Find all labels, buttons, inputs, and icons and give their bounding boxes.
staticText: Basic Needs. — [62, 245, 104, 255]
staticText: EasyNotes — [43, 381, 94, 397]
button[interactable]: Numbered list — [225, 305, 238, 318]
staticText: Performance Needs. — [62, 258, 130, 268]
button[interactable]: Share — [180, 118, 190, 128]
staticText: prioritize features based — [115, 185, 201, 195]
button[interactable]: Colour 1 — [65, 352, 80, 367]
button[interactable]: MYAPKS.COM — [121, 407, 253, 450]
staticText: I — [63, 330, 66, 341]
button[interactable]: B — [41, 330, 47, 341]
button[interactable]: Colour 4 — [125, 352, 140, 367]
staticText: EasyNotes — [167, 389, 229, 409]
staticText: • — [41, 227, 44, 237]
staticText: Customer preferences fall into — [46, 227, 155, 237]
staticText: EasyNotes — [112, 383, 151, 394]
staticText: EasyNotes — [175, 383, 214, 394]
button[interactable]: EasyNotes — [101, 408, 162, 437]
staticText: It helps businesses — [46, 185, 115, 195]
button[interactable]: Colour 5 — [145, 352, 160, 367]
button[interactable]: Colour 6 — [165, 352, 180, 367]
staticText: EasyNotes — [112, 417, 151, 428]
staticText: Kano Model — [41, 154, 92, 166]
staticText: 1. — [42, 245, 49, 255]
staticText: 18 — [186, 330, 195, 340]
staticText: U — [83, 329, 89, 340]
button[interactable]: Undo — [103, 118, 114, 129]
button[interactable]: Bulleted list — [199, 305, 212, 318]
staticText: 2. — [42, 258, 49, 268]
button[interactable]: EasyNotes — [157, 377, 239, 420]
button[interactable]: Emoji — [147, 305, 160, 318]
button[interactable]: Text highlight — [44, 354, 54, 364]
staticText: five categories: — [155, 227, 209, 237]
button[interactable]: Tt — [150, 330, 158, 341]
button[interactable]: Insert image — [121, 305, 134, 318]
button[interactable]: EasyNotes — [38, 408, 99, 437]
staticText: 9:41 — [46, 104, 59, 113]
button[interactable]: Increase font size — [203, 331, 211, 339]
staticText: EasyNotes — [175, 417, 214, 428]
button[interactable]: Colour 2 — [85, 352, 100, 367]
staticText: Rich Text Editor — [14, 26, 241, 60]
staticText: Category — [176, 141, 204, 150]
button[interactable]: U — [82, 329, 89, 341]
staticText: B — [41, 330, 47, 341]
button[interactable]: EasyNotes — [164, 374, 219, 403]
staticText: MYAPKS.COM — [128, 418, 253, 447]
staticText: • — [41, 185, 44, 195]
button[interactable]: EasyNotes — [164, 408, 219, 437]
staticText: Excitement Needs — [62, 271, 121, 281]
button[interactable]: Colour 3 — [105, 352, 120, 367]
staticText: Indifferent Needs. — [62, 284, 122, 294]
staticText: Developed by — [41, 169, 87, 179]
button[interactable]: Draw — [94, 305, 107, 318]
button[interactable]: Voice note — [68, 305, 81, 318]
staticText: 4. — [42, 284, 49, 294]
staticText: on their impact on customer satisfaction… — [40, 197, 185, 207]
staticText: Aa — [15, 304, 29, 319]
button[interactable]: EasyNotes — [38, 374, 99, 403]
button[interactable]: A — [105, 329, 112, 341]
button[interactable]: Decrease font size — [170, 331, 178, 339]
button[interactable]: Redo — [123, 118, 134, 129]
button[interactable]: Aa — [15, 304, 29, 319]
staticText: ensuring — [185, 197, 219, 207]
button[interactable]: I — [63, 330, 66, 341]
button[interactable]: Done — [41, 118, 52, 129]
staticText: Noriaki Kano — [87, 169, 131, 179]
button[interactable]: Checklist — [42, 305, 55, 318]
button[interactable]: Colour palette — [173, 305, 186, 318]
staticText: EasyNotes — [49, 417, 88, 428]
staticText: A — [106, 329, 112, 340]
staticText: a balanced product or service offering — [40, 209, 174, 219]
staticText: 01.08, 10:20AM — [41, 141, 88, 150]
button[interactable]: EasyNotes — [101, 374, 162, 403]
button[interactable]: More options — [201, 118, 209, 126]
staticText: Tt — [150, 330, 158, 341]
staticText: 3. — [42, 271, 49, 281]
...
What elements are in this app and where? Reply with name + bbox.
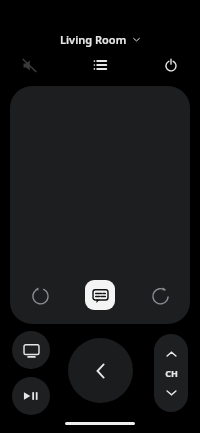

> _STATED EXERCISE_: Extract each line above that contains the string "MYAPKS". Case matters.

> _ANSWER TO THE TASK_:
button[interactable]: MYAPKS.COM — [121, 407, 253, 450]
staticText: MYAPKS.COM — [128, 418, 253, 447]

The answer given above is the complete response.